» **INPUT RECORDS**:
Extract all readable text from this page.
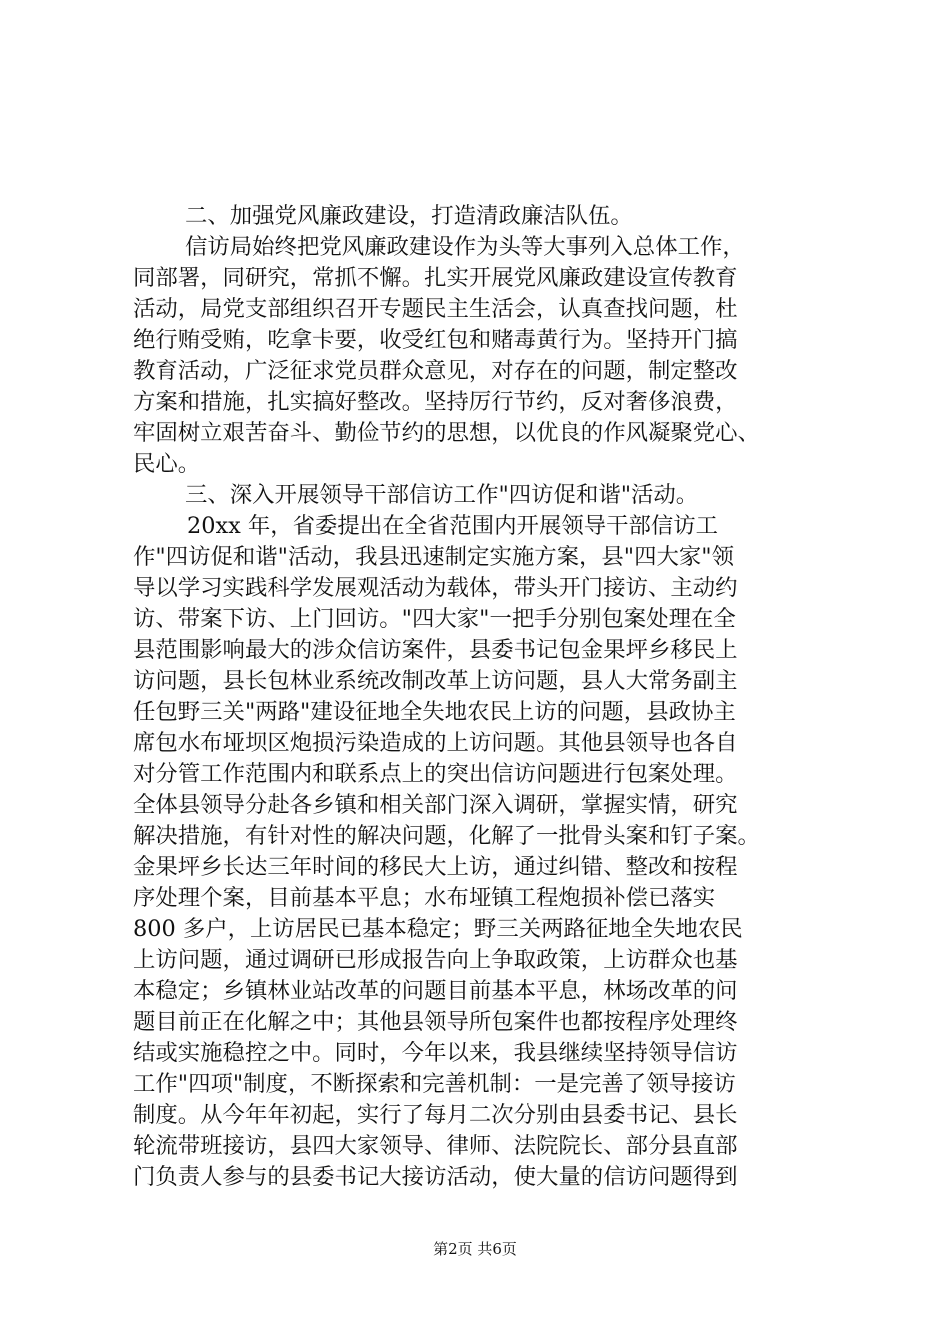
二、加强党风廉政建设，打造清政廉洁队伍。
信访局始终把党风廉政建设作为头等大事列入总体工作，
同部署，同研究，常抓不懈。扎实开展党风廉政建设宣传教育
活动，局党支部组织召开专题民主生活会，认真查找问题，杜
绝行贿受贿，吃拿卡要，收受红包和赌毒黄行为。坚持开门搞
教育活动，广泛征求党员群众意见，对存在的问题，制定整改
方案和措施，扎实搞好整改。坚持厉行节约，反对奢侈浪费，
牢固树立艰苦奋斗、勤俭节约的思想，以优良的作风凝聚党心、
民心。
三、深入开展领导干部信访工作"四访促和谐"活动。
20xx 年，省委提出在全省范围内开展领导干部信访工
作"四访促和谐"活动，我县迅速制定实施方案，县"四大家"领
导以学习实践科学发展观活动为载体，带头开门接访、主动约
访、带案下访、上门回访。"四大家"一把手分别包案处理在全
县范围影响最大的涉众信访案件，县委书记包金果坪乡移民上
访问题，县长包林业系统改制改革上访问题，县人大常务副主
任包野三关"两路"建设征地全失地农民上访的问题，县政协主
席包水布垭坝区炮损污染造成的上访问题。其他县领导也各自
对分管工作范围内和联系点上的突出信访问题进行包案处理。
全体县领导分赴各乡镇和相关部门深入调研，掌握实情，研究
解决措施，有针对性的解决问题，化解了一批骨头案和钉子案。
金果坪乡长达三年时间的移民大上访，通过纠错、整改和按程
序处理个案，目前基本平息；水布垭镇工程炮损补偿已落实
800 多户，上访居民已基本稳定；野三关两路征地全失地农民
上访问题，通过调研已形成报告向上争取政策，上访群众也基
本稳定；乡镇林业站改革的问题目前基本平息，林场改革的问
题目前正在化解之中；其他县领导所包案件也都按程序处理终
结或实施稳控之中。同时，今年以来，我县继续坚持领导信访
工作"四项"制度，不断探索和完善机制：一是完善了领导接访
制度。从今年年初起，实行了每月二次分别由县委书记、县长
轮流带班接访，县四大家领导、律师、法院院长、部分县直部
门负责人参与的县委书记大接访活动，使大量的信访问题得到
第2页 共6页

» **GOAL**: Drop the pictures and reproduce the rest of the entries above exactly.

» **EXPECTED OUTPUT**:
Extract all readable text from this page.
二、加强党风廉政建设，打造清政廉洁队伍。
信访局始终把党风廉政建设作为头等大事列入总体工作，
同部署，同研究，常抓不懈。扎实开展党风廉政建设宣传教育
活动，局党支部组织召开专题民主生活会，认真查找问题，杜
绝行贿受贿，吃拿卡要，收受红包和赌毒黄行为。坚持开门搞
教育活动，广泛征求党员群众意见，对存在的问题，制定整改
方案和措施，扎实搞好整改。坚持厉行节约，反对奢侈浪费，
牢固树立艰苦奋斗、勤俭节约的思想，以优良的作风凝聚党心、
民心。
三、深入开展领导干部信访工作"四访促和谐"活动。
20xx 年，省委提出在全省范围内开展领导干部信访工
作"四访促和谐"活动，我县迅速制定实施方案，县"四大家"领
导以学习实践科学发展观活动为载体，带头开门接访、主动约
访、带案下访、上门回访。"四大家"一把手分别包案处理在全
县范围影响最大的涉众信访案件，县委书记包金果坪乡移民上
访问题，县长包林业系统改制改革上访问题，县人大常务副主
任包野三关"两路"建设征地全失地农民上访的问题，县政协主
席包水布垭坝区炮损污染造成的上访问题。其他县领导也各自
对分管工作范围内和联系点上的突出信访问题进行包案处理。
全体县领导分赴各乡镇和相关部门深入调研，掌握实情，研究
解决措施，有针对性的解决问题，化解了一批骨头案和钉子案。
金果坪乡长达三年时间的移民大上访，通过纠错、整改和按程
序处理个案，目前基本平息；水布垭镇工程炮损补偿已落实
800 多户，上访居民已基本稳定；野三关两路征地全失地农民
上访问题，通过调研已形成报告向上争取政策，上访群众也基
本稳定；乡镇林业站改革的问题目前基本平息，林场改革的问
题目前正在化解之中；其他县领导所包案件也都按程序处理终
结或实施稳控之中。同时，今年以来，我县继续坚持领导信访
工作"四项"制度，不断探索和完善机制：一是完善了领导接访
制度。从今年年初起，实行了每月二次分别由县委书记、县长
轮流带班接访，县四大家领导、律师、法院院长、部分县直部
门负责人参与的县委书记大接访活动，使大量的信访问题得到
第2页 共6页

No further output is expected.